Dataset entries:
..............................

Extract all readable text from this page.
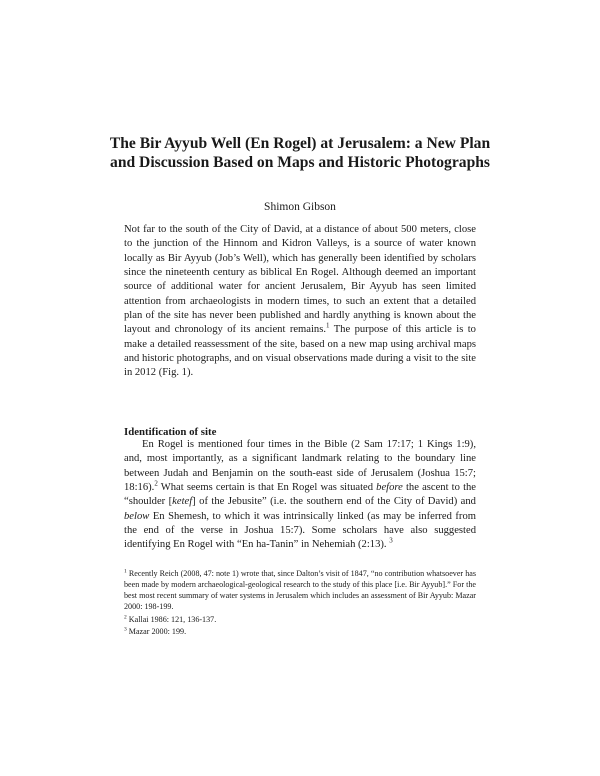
The Bir Ayyub Well (En Rogel) at Jerusalem: a New Plan and Discussion Based on Maps and Historic Photographs

Shimon Gibson

Not far to the south of the City of David, at a distance of about 500 meters, close to the junction of the Hinnom and Kidron Valleys, is a source of water known locally as Bir Ayyub (Job’s Well), which has generally been identified by scholars since the nineteenth century as biblical En Rogel. Although deemed an important source of additional water for ancient Jerusalem, Bir Ayyub has seen limited attention from archaeologists in modern times, to such an extent that a detailed plan of the site has never been published and hardly anything is known about the layout and chronology of its ancient remains.$^1$ The purpose of this article is to make a detailed reassessment of the site, based on a new map using archival maps and historic photographs, and on visual observations made during a visit to the site in 2012 (Fig. 1).

Identification of site

En Rogel is mentioned four times in the Bible (2 Sam 17:17; 1 Kings 1:9), and, most importantly, as a significant landmark relating to the boundary line between Judah and Benjamin on the south-east side of Jerusalem (Joshua 15:7; 18:16).$^2$ What seems certain is that En Rogel was situated before the ascent to the “shoulder [ketef] of the Jebusite” (i.e. the southern end of the City of David) and below En Shemesh, to which it was intrinsically linked (as may be inferred from the end of the verse in Joshua 15:7). Some scholars have also suggested identifying En Rogel with “En ha-Tanin” in Nehemiah (2:13). $^3$

$^1$ Recently Reich (2008, 47: note 1) wrote that, since Dalton’s visit of 1847, “no contribution whatsoever has been made by modern archaeological-geological research to the study of this place [i.e. Bir Ayyub].” For the best most recent summary of water systems in Jerusalem which includes an assessment of Bir Ayyub: Mazar 2000: 198-199.

$^2$ Kallai 1986: 121, 136-137.

$^3$ Mazar 2000: 199.
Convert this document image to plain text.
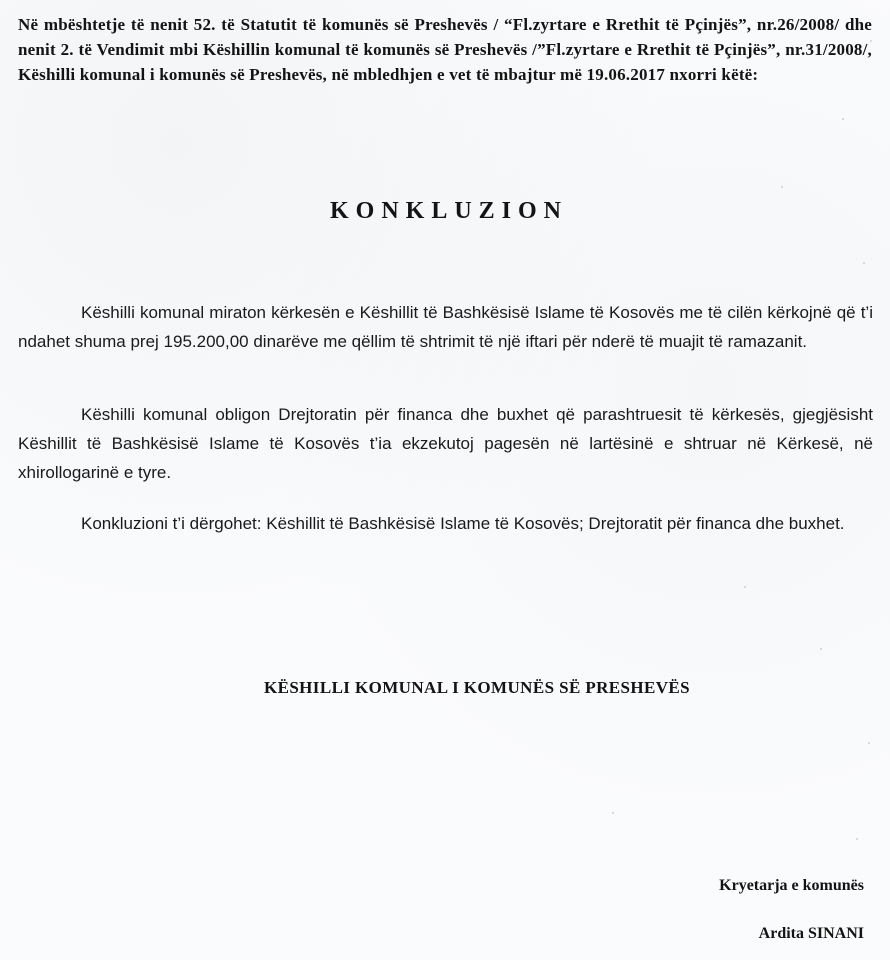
Në mbështetje të nenit 52. të Statutit të komunës së Preshevës / “Fl.zyrtare e Rrethit të Pçinjës”, nr.26/2008/ dhe nenit 2. të Vendimit mbi Këshillin komunal të komunës së Preshevës /”Fl.zyrtare e Rrethit të Pçinjës”, nr.31/2008/, Këshilli komunal i komunës së Preshevës, në mbledhjen e vet të mbajtur më 19.06.2017 nxorri këtë:

KONKLUZION

Këshilli komunal miraton kërkesën e Këshillit të Bashkësisë Islame të Kosovës me të cilën kërkojnë që t’i ndahet shuma prej 195.200,00 dinarëve me qëllim të shtrimit të një iftari për nderë të muajit të ramazanit.

Këshilli komunal obligon Drejtoratin për financa dhe buxhet që parashtruesit të kërkesës, gjegjësisht Këshillit të Bashkësisë Islame të Kosovës t’ia ekzekutoj pagesën në lartësinë e shtruar në Kërkesë, në xhirollogarinë e tyre.

Konkluzioni t’i dërgohet: Këshillit të Bashkësisë Islame të Kosovës; Drejtoratit për financa dhe buxhet.

KËSHILLI KOMUNAL I KOMUNËS SË PRESHEVËS
Kryetarja e komunës
Ardita SINANI
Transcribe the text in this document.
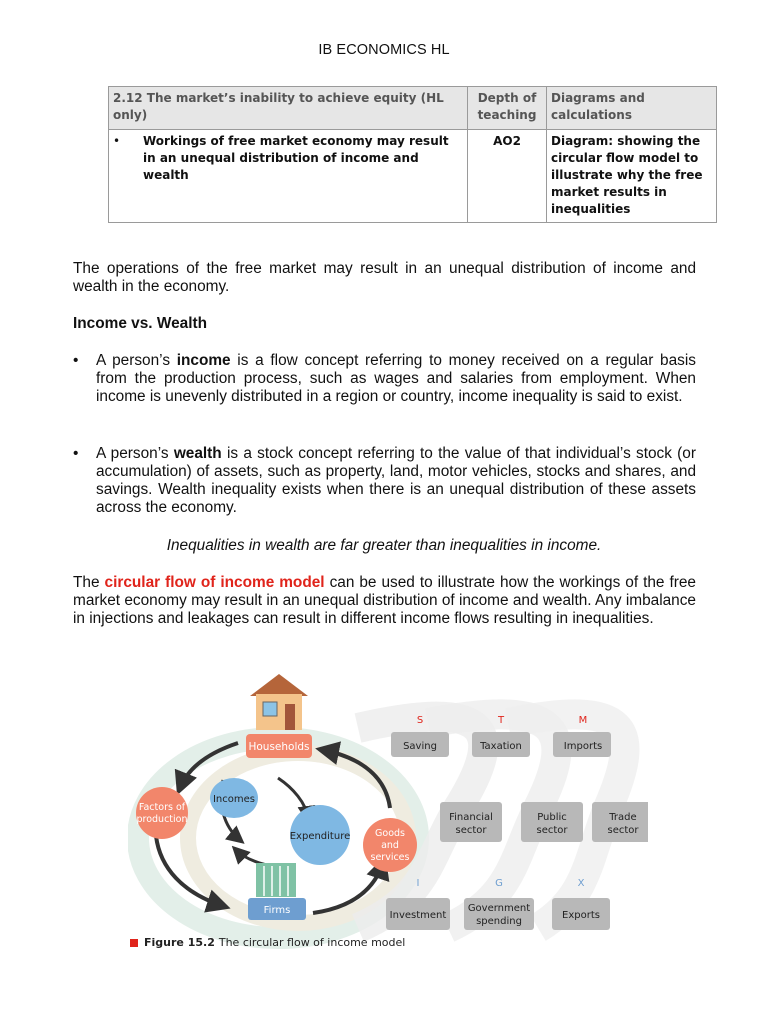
IB ECONOMICS HL
2.12 The market’s inability to achieve equity (HL only)	Depth of teaching	Diagrams and calculations

• Workings of free market economy may result in an unequal distribution of income and wealth	AO2	Diagram: showing the circular flow model to illustrate why the free market results in inequalities
The operations of the free market may result in an unequal distribution of income and wealth in the economy.
Income vs. Wealth
•	A person’s income is a flow concept referring to money received on a regular basis from the production process, such as wages and salaries from employment. When income is unevenly distributed in a region or country, income inequality is said to exist.
•	A person’s wealth is a stock concept referring to the value of that individual’s stock (or accumulation) of assets, such as property, land, motor vehicles, stocks and shares, and savings. Wealth inequality exists when there is an unequal distribution of these assets across the economy.
Inequalities in wealth are far greater than inequalities in income.
The circular flow of income model can be used to illustrate how the workings of the free market economy may result in an unequal distribution of income and wealth. Any imbalance in injections and leakages can result in different income flows resulting in inequalities.
Households
Factors of
production
Goods
and
services
Incomes
Expenditure
Firms
S	T	M
Saving	Taxation	Imports
Financial
sector
Public
sector
Trade
sector
I	G	X
Investment
Government
spending
Exports
Figure 15.2 The circular flow of income model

..............................

=== TASK PROMPT ===
Every line that holds the word "text" counts once; state the total number of such lines and nothing else.

=== THE RESPONSE ===
3